Records from a dataset
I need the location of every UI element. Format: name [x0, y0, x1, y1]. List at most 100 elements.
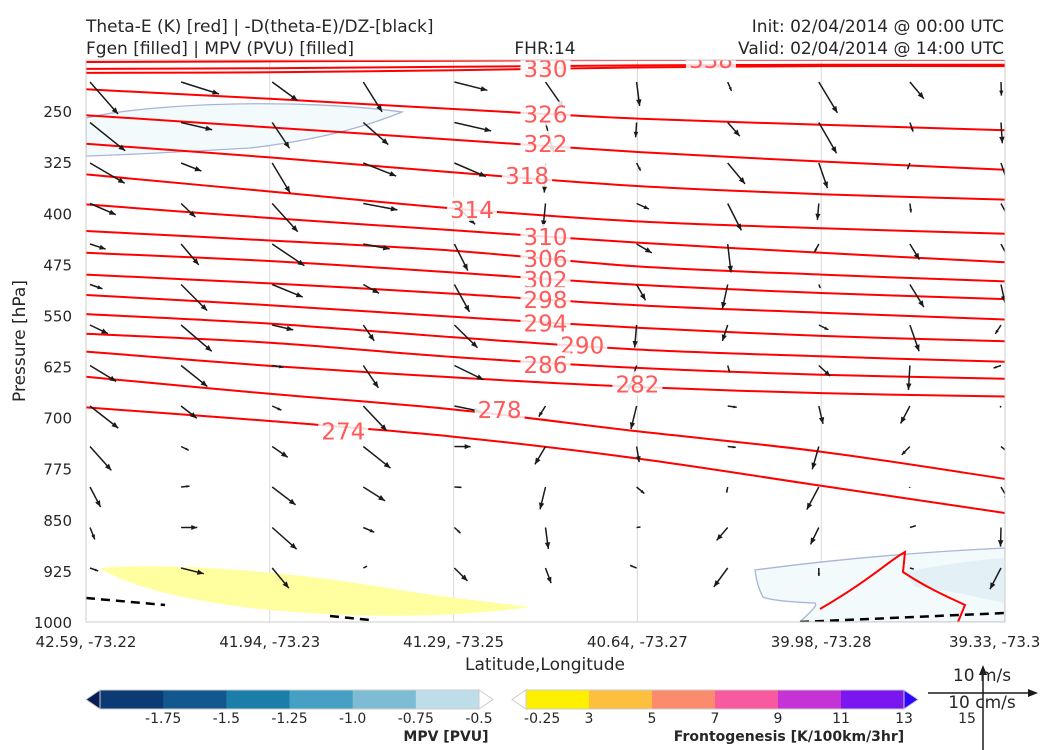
mpv-colorbar-tick-label: -1.5: [213, 711, 240, 727]
wind-vector-arrowhead: [999, 136, 1005, 144]
wind-vector-arrowhead: [636, 99, 642, 106]
contour-label-274: 274: [321, 419, 365, 445]
wind-vector-arrowhead: [91, 534, 95, 540]
wind-vector-arrowhead: [369, 528, 375, 533]
wind-vector-arrowhead: [186, 485, 190, 488]
y-axis-label: Pressure [hPa]: [10, 280, 30, 402]
y-tick-label: 700: [43, 410, 72, 428]
wind-vector-arrowhead: [806, 502, 813, 510]
title-right-line2: Valid: 02/04/2014 @ 14:00 UTC: [738, 39, 1004, 59]
contour-label-bg: [520, 224, 571, 249]
wind-vector: [1000, 243, 1005, 254]
wind-key-label-top: 10 m/s: [953, 666, 1011, 686]
contour-label-bg: [520, 310, 571, 335]
wind-vector-arrowhead: [901, 450, 907, 455]
wind-vector: [271, 243, 305, 267]
wind-vector-arrowhead: [728, 87, 732, 91]
wind-vector-arrowhead: [111, 107, 118, 114]
wind-vector-arrowhead: [727, 265, 733, 273]
wind-vector-arrowhead: [212, 89, 220, 95]
wind-vector-arrowhead: [463, 304, 470, 312]
contour-label-318: 318: [505, 164, 549, 190]
y-axis-ticks: 250 325 400 475 550 625 700 775 850 925 1000: [34, 103, 72, 632]
dashed-contour-center: [329, 614, 371, 622]
mpv-colorbar-tick-label: -1.0: [339, 711, 366, 727]
wind-vector-arrowhead: [196, 569, 204, 575]
x-tick-label: 40.64, -73.27: [587, 633, 688, 651]
theta-e-contour-290: [86, 313, 1005, 363]
wind-vector-arrowhead: [190, 412, 197, 419]
frontogenesis-colorbar-swatch: [589, 690, 653, 709]
wind-vector-arrowhead: [205, 345, 212, 352]
wind-vector-arrowhead: [117, 177, 125, 184]
x-axis-label: Latitude,Longitude: [465, 655, 625, 675]
contour-label-bg: [474, 397, 525, 422]
frontogenesis-colorbar-tick-label: 7: [711, 711, 720, 727]
wind-vector: [180, 81, 220, 95]
wind-vector-arrowhead: [716, 533, 723, 541]
y-tick-label: 325: [43, 154, 72, 172]
wind-vector-arrowhead: [101, 328, 109, 334]
frontogenesis-colorbar-tick-label: 13: [895, 711, 913, 727]
wind-vector-arrowhead: [914, 344, 920, 352]
wind-vector-arrowhead: [637, 167, 641, 171]
wind-vector-arrowhead: [205, 125, 213, 131]
frontogenesis-colorbar-label: Frontogenesis [K/100km/3hr]: [674, 729, 904, 745]
wind-vector-arrowhead: [713, 580, 720, 587]
wind-vector-arrowhead: [383, 461, 391, 469]
wind-vector-arrowhead: [906, 383, 912, 390]
frontogenesis-colorbar-swatch: [841, 690, 905, 709]
wind-vector-arrowhead: [95, 500, 101, 508]
mpv-colorbar: -1.75 -1.5 -1.25 -1.0 -0.75 -0.5 -0.25: [85, 689, 560, 727]
wind-vector-arrowhead: [476, 374, 484, 380]
mpv-colorbar-under: [85, 689, 101, 710]
wind-vector-arrowhead: [639, 293, 646, 301]
grid: [269, 60, 822, 622]
shaded-fields: [86, 103, 1005, 622]
wind-vector-arrowhead: [541, 185, 548, 193]
wind-vector-arrowhead: [733, 129, 740, 137]
wind-vector-arrowhead: [372, 287, 380, 294]
mpv-region-upper-left: [86, 103, 405, 157]
wind-vector-arrowhead: [544, 542, 551, 549]
wind-vector-arrowhead: [457, 530, 461, 534]
theta-e-contour-282: [86, 350, 1005, 398]
wind-vector-arrowhead: [185, 447, 189, 451]
wind-vector-arrowhead: [288, 498, 296, 505]
plot-area: 3383343303263223183143103063022982942902…: [86, 60, 1005, 622]
y-tick-label: 625: [43, 359, 72, 377]
contour-label-bg: [520, 286, 571, 311]
wind-vector-arrowhead: [192, 258, 199, 265]
theta-e-contour-314: [86, 173, 1005, 235]
frontogenesis-colorbar-tick-label: 15: [958, 711, 976, 727]
y-tick-label: 925: [43, 563, 72, 581]
mpv-colorbar-tick-label: -0.5: [465, 711, 492, 727]
wind-vector-arrowhead: [1000, 295, 1005, 303]
wind-vector-arrowhead: [815, 213, 821, 220]
wind-vector-arrowhead: [910, 127, 914, 132]
wind-vector-arrowhead: [995, 329, 999, 334]
mpv-colorbar-tick-label: -0.75: [398, 711, 434, 727]
x-tick-label: 41.94, -73.23: [219, 633, 320, 651]
frontogenesis-colorbar-over: [903, 689, 919, 710]
wind-vector-arrowhead: [997, 540, 1004, 547]
wind-vector: [89, 121, 126, 152]
wind-vector-arrowhead: [810, 537, 816, 545]
wind-vector-arrowhead: [282, 581, 289, 589]
x-axis-ticks: 42.59, -73.22 41.94, -73.23 41.29, -73.25 4…: [36, 633, 1041, 651]
wind-vector-arrowhead: [913, 252, 920, 260]
frontogenesis-colorbar-tick-label: 5: [648, 711, 657, 727]
wind-vector-arrowhead: [814, 248, 818, 252]
y-tick-label: 775: [43, 461, 72, 479]
wind-vector-arrowhead: [378, 495, 386, 501]
mpv-colorbar-swatch: [100, 690, 164, 709]
wind-vector-arrowhead: [461, 574, 468, 581]
wind-key-arrowhead: [1028, 689, 1038, 697]
contour-label-bg: [612, 371, 663, 396]
wind-vector-arrowhead: [721, 301, 727, 309]
wind-vector-arrowhead: [822, 181, 828, 189]
contour-label-314: 314: [450, 198, 494, 224]
wind-vector: [89, 81, 119, 115]
wind-vector-arrowhead: [824, 326, 829, 330]
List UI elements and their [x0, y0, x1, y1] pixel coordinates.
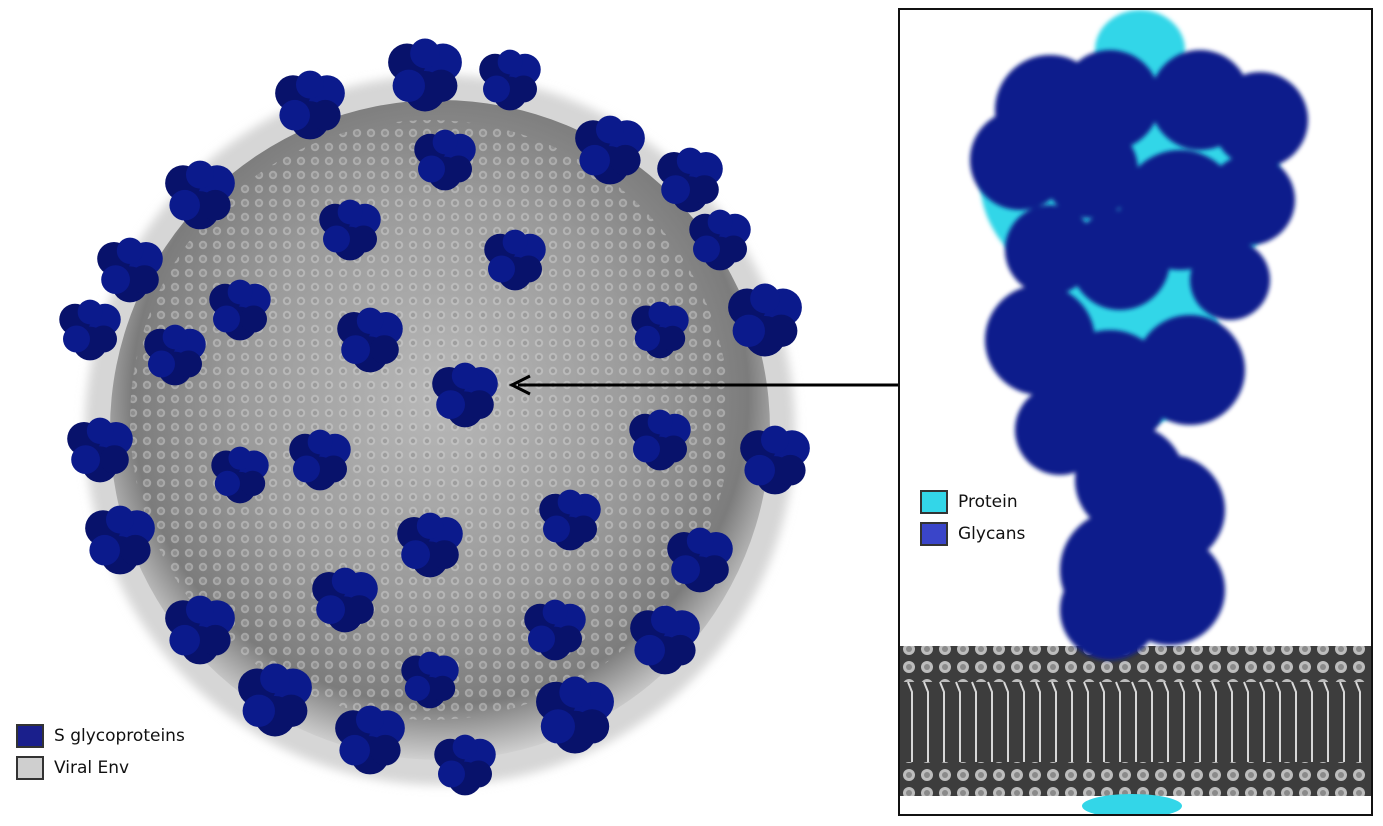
legend-swatch — [16, 756, 44, 780]
spike-glycoprotein — [337, 307, 403, 373]
glycan-cluster — [1190, 240, 1270, 320]
viral-envelope-texture — [130, 120, 730, 720]
spike-glycoprotein — [667, 527, 733, 593]
spike-glycoprotein — [97, 237, 163, 303]
glycan-cluster — [1135, 315, 1245, 425]
spike-glycoprotein — [388, 38, 462, 112]
spike-glycoprotein — [689, 209, 751, 271]
lipid-tail — [923, 681, 929, 762]
spike-group — [59, 38, 810, 796]
glycan-cluster — [1070, 210, 1170, 310]
glycan-cluster — [1060, 560, 1160, 660]
spike-glycoprotein — [539, 489, 601, 551]
spike-glycoprotein — [211, 446, 269, 504]
spike-glycoprotein — [312, 567, 378, 633]
lipid-tail — [1019, 681, 1025, 762]
spike-glycoprotein — [434, 734, 496, 796]
lipid-tail — [1355, 681, 1361, 762]
lipid-tail — [1051, 681, 1057, 762]
spike-glycoprotein — [335, 705, 405, 775]
lipid-tail — [1035, 681, 1041, 762]
lipid-tail — [1323, 681, 1329, 762]
lipid-tail — [1291, 681, 1297, 762]
lipid-tail — [939, 681, 945, 762]
legend-swatch — [920, 490, 948, 514]
legend-item-glycans: Glycans — [920, 518, 1025, 550]
spike-glycoprotein — [524, 599, 586, 661]
virion-illustration — [59, 38, 810, 796]
lipid-tail — [1307, 681, 1313, 762]
spike-glycoprotein — [657, 147, 723, 213]
lipid-tail — [1211, 681, 1217, 762]
spike-glycoprotein — [275, 70, 345, 140]
lipid-tail — [1179, 681, 1185, 762]
legend-spike: Protein Glycans — [920, 486, 1025, 550]
legend-item-protein: Protein — [920, 486, 1025, 518]
lipid-tail — [1003, 681, 1009, 762]
lipid-tail — [1195, 681, 1201, 762]
lipid-tail — [971, 681, 977, 762]
spike-glycoprotein — [630, 605, 700, 675]
transmembrane-tail — [1082, 794, 1182, 814]
lipid-tail — [1099, 681, 1105, 762]
spike-glycoprotein — [165, 160, 235, 230]
spike-glycoprotein — [144, 324, 206, 386]
spike-protein-render — [900, 10, 1371, 814]
lipid-tail — [955, 681, 961, 762]
spike-glycoprotein — [728, 283, 802, 357]
lipid-tails — [907, 681, 1361, 762]
lipid-tail — [907, 681, 913, 762]
glycan-cluster — [1205, 155, 1295, 245]
lipid-tail — [1131, 681, 1137, 762]
legend-label: Viral Env — [54, 758, 130, 778]
legend-label: S glycoproteins — [54, 726, 185, 746]
spike-glycoprotein — [289, 429, 351, 491]
spike-glycoprotein — [432, 362, 498, 428]
spike-glycoprotein — [479, 49, 541, 111]
spike-glycoprotein — [85, 505, 155, 575]
lipid-tail — [987, 681, 993, 762]
legend-item-viral-env: Viral Env — [16, 752, 185, 784]
legend-label: Protein — [958, 492, 1018, 512]
glycan-shield — [970, 50, 1308, 660]
spike-inset-panel — [898, 8, 1373, 816]
lipid-tail — [1227, 681, 1233, 762]
lipid-headgroups-bottom — [900, 762, 1371, 796]
lipid-tail — [1243, 681, 1249, 762]
spike-glycoprotein — [209, 279, 271, 341]
legend-item-s-glycoproteins: S glycoproteins — [16, 720, 185, 752]
lipid-tail — [1083, 681, 1089, 762]
lipid-tail — [1163, 681, 1169, 762]
lipid-tail — [1275, 681, 1281, 762]
spike-glycoprotein — [631, 301, 689, 359]
legend-swatch — [920, 522, 948, 546]
spike-glycoprotein — [629, 409, 691, 471]
spike-glycoprotein — [414, 129, 476, 191]
lipid-tail — [1259, 681, 1265, 762]
legend-swatch — [16, 724, 44, 748]
spike-glycoprotein — [401, 651, 459, 709]
spike-glycoprotein — [238, 663, 312, 737]
spike-glycoprotein — [536, 676, 614, 754]
legend-label: Glycans — [958, 524, 1026, 544]
spike-glycoprotein — [484, 229, 546, 291]
spike-glycoprotein — [59, 299, 121, 361]
spike-glycoprotein — [397, 512, 463, 578]
spike-glycoprotein — [319, 199, 381, 261]
lipid-tail — [1147, 681, 1153, 762]
legend-virion: S glycoproteins Viral Env — [16, 720, 185, 784]
pointer-arrow — [508, 374, 898, 396]
glycan-cluster — [1042, 122, 1138, 218]
lipid-tail — [1067, 681, 1073, 762]
spike-glycoprotein — [575, 115, 645, 185]
lipid-tail — [1115, 681, 1121, 762]
glycan-cluster — [1212, 72, 1308, 168]
lipid-tail — [1339, 681, 1345, 762]
spike-glycoprotein — [67, 417, 133, 483]
spike-glycoprotein — [740, 425, 810, 495]
spike-glycoprotein — [165, 595, 235, 665]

:: REQUIRED WORK ::
Lines with the string "contour" in the data above: say how many there are, giving the number alone.

:: SOLUTION FOR THIS EXERCISE ::
12